====== ENTRIES PROVIDED ======

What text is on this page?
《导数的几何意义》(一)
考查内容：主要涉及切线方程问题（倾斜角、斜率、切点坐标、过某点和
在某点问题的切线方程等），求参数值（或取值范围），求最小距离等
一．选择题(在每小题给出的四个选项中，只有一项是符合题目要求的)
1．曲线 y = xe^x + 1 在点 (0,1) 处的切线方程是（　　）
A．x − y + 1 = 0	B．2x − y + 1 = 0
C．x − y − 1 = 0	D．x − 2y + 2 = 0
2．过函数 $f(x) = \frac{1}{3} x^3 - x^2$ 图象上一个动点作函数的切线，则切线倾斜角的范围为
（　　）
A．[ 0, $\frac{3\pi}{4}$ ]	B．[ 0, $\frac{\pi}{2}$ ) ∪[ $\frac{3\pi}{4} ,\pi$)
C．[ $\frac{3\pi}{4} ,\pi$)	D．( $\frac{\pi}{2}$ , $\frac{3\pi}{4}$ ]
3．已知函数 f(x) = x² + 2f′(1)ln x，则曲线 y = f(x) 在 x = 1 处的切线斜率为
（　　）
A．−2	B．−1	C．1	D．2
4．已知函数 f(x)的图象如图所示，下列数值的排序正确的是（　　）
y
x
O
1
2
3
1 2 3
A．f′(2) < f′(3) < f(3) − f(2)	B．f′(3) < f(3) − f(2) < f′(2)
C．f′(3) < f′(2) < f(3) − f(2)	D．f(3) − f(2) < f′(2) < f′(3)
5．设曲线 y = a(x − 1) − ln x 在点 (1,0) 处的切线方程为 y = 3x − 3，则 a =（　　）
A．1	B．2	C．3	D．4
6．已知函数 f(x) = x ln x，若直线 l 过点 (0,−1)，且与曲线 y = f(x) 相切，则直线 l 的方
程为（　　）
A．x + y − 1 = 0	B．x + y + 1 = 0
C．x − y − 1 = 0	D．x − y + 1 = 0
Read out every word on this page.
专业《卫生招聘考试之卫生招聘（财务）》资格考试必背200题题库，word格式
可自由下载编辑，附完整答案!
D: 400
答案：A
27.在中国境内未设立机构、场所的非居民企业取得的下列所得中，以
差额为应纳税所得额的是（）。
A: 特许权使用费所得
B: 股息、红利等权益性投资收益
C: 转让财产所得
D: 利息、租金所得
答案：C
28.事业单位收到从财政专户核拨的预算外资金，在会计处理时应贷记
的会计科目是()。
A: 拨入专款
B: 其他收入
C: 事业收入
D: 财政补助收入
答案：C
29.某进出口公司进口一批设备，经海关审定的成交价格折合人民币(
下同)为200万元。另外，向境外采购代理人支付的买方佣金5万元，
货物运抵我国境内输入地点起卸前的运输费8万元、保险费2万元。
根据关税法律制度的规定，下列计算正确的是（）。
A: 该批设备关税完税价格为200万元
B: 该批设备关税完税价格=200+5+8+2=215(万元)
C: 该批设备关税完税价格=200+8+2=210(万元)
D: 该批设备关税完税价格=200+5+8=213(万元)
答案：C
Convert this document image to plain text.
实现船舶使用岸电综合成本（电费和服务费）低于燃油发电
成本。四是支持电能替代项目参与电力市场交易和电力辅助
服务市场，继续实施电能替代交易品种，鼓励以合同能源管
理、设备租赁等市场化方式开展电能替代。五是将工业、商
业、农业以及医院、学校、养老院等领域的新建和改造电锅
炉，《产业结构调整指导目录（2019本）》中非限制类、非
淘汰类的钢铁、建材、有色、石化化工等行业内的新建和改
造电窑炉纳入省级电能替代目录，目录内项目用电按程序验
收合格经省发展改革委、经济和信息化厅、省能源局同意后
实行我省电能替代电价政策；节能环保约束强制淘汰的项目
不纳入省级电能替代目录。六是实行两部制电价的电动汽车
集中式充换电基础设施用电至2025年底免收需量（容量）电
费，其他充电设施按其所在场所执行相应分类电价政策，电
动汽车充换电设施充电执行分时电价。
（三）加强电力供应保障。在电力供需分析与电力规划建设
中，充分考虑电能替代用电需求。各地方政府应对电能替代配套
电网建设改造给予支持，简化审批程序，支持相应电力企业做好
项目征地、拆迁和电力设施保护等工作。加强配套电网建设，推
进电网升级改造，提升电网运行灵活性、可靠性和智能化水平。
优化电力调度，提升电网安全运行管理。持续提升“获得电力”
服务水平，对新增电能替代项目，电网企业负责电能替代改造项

======

### [WORK TO BE COMPLETED]
Quote all of the entries verbatim.

### [RESULT BELOW]
What text is on this page?
《导数的几何意义》(一)
考查内容：主要涉及切线方程问题（倾斜角、斜率、切点坐标、过某点和
在某点问题的切线方程等），求参数值（或取值范围），求最小距离等
一．选择题(在每小题给出的四个选项中，只有一项是符合题目要求的)
1．曲线 y = xe^x + 1 在点 (0,1) 处的切线方程是（　　）
A．x − y + 1 = 0	B．2x − y + 1 = 0
C．x − y − 1 = 0	D．x − 2y + 2 = 0
2．过函数 $f(x) = \frac{1}{3} x^3 - x^2$ 图象上一个动点作函数的切线，则切线倾斜角的范围为
（　　）
A．[ 0, $\frac{3\pi}{4}$ ]	B．[ 0, $\frac{\pi}{2}$ ) ∪[ $\frac{3\pi}{4} ,\pi$)
C．[ $\frac{3\pi}{4} ,\pi$)	D．( $\frac{\pi}{2}$ , $\frac{3\pi}{4}$ ]
3．已知函数 f(x) = x² + 2f′(1)ln x，则曲线 y = f(x) 在 x = 1 处的切线斜率为
（　　）
A．−2	B．−1	C．1	D．2
4．已知函数 f(x)的图象如图所示，下列数值的排序正确的是（　　）
y
x
O
1
2
3
1 2 3
A．f′(2) < f′(3) < f(3) − f(2)	B．f′(3) < f(3) − f(2) < f′(2)
C．f′(3) < f′(2) < f(3) − f(2)	D．f(3) − f(2) < f′(2) < f′(3)
5．设曲线 y = a(x − 1) − ln x 在点 (1,0) 处的切线方程为 y = 3x − 3，则 a =（　　）
A．1	B．2	C．3	D．4
6．已知函数 f(x) = x ln x，若直线 l 过点 (0,−1)，且与曲线 y = f(x) 相切，则直线 l 的方
程为（　　）
A．x + y − 1 = 0	B．x + y + 1 = 0
C．x − y − 1 = 0	D．x − y + 1 = 0
Read out every word on this page.
专业《卫生招聘考试之卫生招聘（财务）》资格考试必背200题题库，word格式
可自由下载编辑，附完整答案!
D: 400
答案：A
27.在中国境内未设立机构、场所的非居民企业取得的下列所得中，以
差额为应纳税所得额的是（）。
A: 特许权使用费所得
B: 股息、红利等权益性投资收益
C: 转让财产所得
D: 利息、租金所得
答案：C
28.事业单位收到从财政专户核拨的预算外资金，在会计处理时应贷记
的会计科目是()。
A: 拨入专款
B: 其他收入
C: 事业收入
D: 财政补助收入
答案：C
29.某进出口公司进口一批设备，经海关审定的成交价格折合人民币(
下同)为200万元。另外，向境外采购代理人支付的买方佣金5万元，
货物运抵我国境内输入地点起卸前的运输费8万元、保险费2万元。
根据关税法律制度的规定，下列计算正确的是（）。
A: 该批设备关税完税价格为200万元
B: 该批设备关税完税价格=200+5+8+2=215(万元)
C: 该批设备关税完税价格=200+8+2=210(万元)
D: 该批设备关税完税价格=200+5+8=213(万元)
答案：C
Convert this document image to plain text.
实现船舶使用岸电综合成本（电费和服务费）低于燃油发电
成本。四是支持电能替代项目参与电力市场交易和电力辅助
服务市场，继续实施电能替代交易品种，鼓励以合同能源管
理、设备租赁等市场化方式开展电能替代。五是将工业、商
业、农业以及医院、学校、养老院等领域的新建和改造电锅
炉，《产业结构调整指导目录（2019本）》中非限制类、非
淘汰类的钢铁、建材、有色、石化化工等行业内的新建和改
造电窑炉纳入省级电能替代目录，目录内项目用电按程序验
收合格经省发展改革委、经济和信息化厅、省能源局同意后
实行我省电能替代电价政策；节能环保约束强制淘汰的项目
不纳入省级电能替代目录。六是实行两部制电价的电动汽车
集中式充换电基础设施用电至2025年底免收需量（容量）电
费，其他充电设施按其所在场所执行相应分类电价政策，电
动汽车充换电设施充电执行分时电价。
（三）加强电力供应保障。在电力供需分析与电力规划建设
中，充分考虑电能替代用电需求。各地方政府应对电能替代配套
电网建设改造给予支持，简化审批程序，支持相应电力企业做好
项目征地、拆迁和电力设施保护等工作。加强配套电网建设，推
进电网升级改造，提升电网运行灵活性、可靠性和智能化水平。
优化电力调度，提升电网安全运行管理。持续提升“获得电力”
服务水平，对新增电能替代项目，电网企业负责电能替代改造项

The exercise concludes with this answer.